- [STATED GOAL]
Tell how many lines carry the word "login"; the reply is the number and nothing else.

(Extracted records)
= = = = = = =

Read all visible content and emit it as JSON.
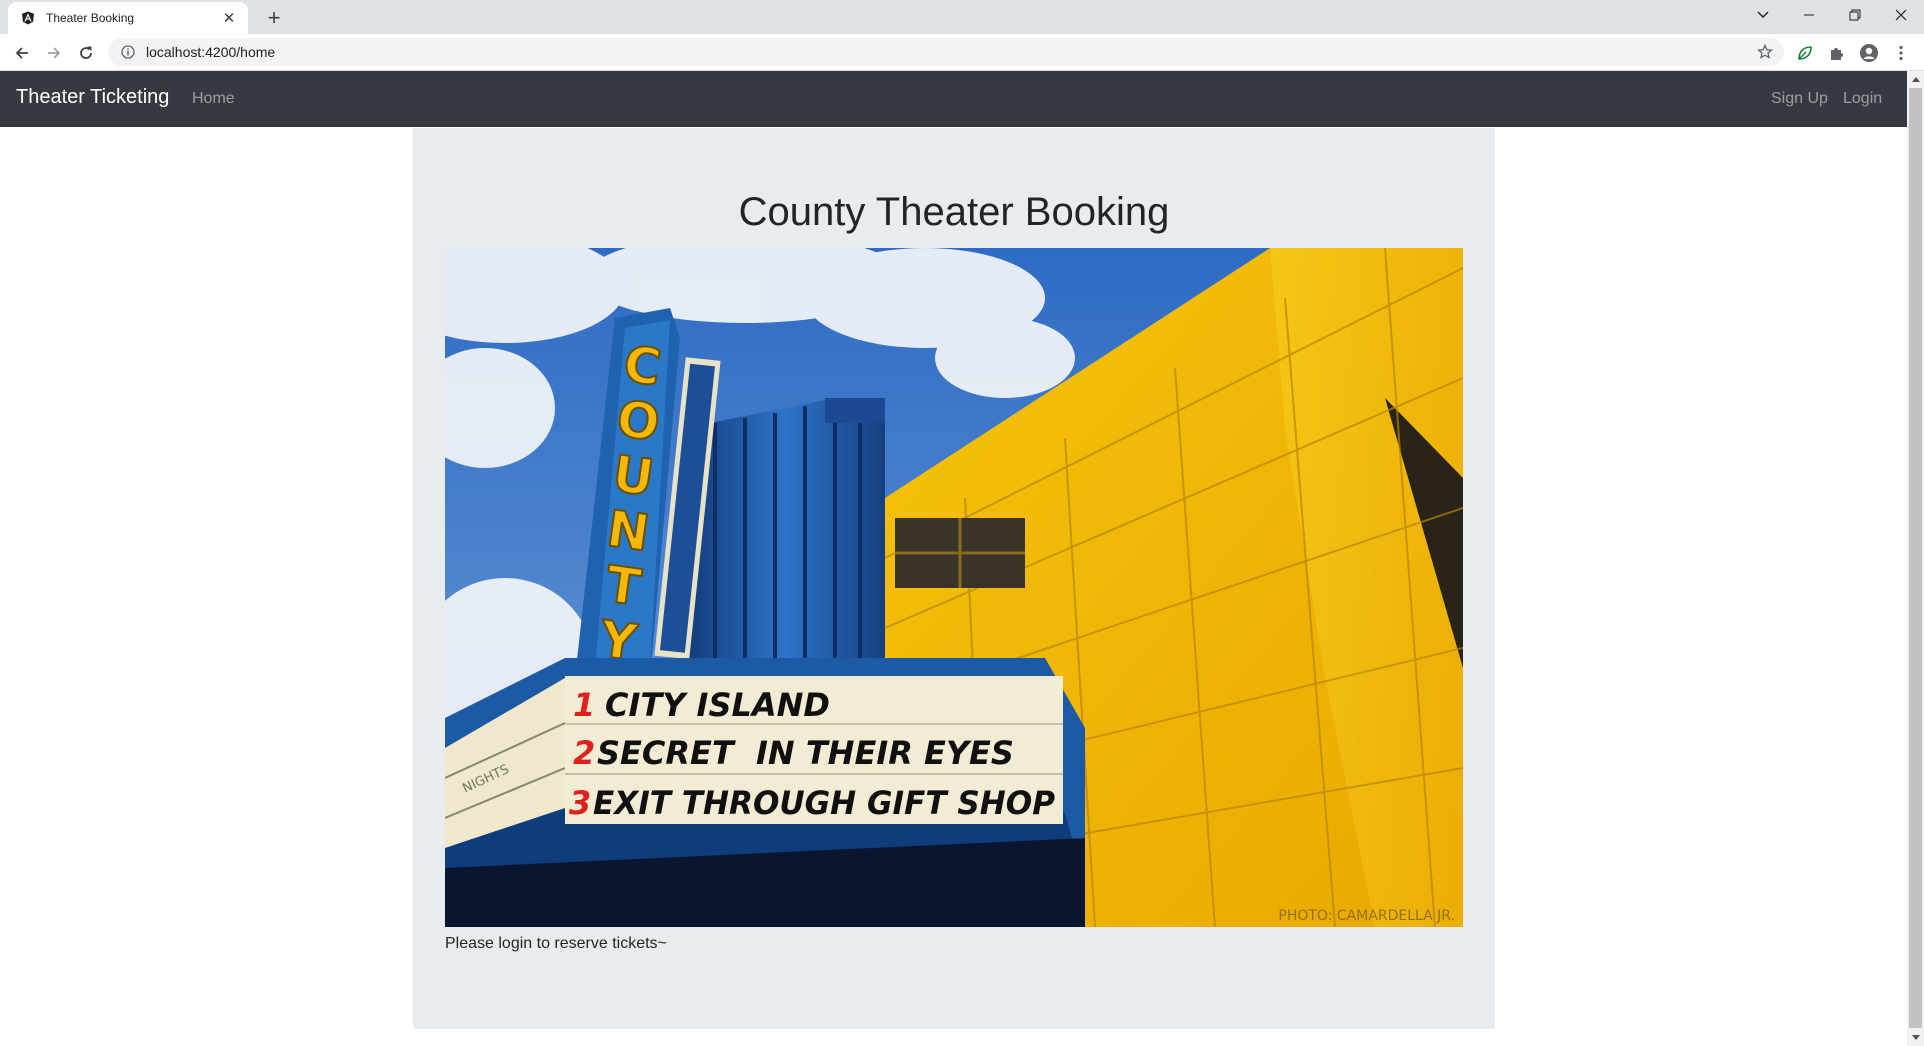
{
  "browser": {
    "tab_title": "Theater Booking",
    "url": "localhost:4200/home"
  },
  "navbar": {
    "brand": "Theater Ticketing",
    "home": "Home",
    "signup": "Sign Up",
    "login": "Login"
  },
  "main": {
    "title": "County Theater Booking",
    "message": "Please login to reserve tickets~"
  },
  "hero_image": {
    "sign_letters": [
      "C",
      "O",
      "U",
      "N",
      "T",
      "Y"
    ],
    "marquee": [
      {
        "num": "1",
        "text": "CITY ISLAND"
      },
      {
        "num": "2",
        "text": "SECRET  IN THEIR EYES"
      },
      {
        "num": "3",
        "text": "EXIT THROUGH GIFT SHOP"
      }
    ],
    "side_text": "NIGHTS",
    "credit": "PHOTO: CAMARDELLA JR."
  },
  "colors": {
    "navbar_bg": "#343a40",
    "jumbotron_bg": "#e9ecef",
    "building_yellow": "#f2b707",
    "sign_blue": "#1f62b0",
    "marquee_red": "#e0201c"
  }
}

= = = = = = =

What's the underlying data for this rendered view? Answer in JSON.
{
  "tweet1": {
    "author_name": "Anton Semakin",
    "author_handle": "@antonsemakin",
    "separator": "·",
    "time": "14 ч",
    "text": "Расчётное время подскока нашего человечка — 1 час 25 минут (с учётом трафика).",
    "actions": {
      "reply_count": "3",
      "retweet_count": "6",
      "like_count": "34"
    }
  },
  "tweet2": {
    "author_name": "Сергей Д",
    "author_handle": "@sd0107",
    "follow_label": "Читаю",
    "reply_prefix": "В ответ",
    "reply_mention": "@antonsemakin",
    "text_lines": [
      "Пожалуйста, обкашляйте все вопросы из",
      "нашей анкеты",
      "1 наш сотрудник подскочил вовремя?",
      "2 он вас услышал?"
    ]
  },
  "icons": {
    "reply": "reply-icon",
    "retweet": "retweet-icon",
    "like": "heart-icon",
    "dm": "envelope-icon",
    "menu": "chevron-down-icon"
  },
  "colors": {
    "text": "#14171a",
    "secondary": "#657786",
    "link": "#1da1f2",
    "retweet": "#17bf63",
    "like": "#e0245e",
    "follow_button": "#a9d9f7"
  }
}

= = = = = = =

- [CORRECT RESULT]
2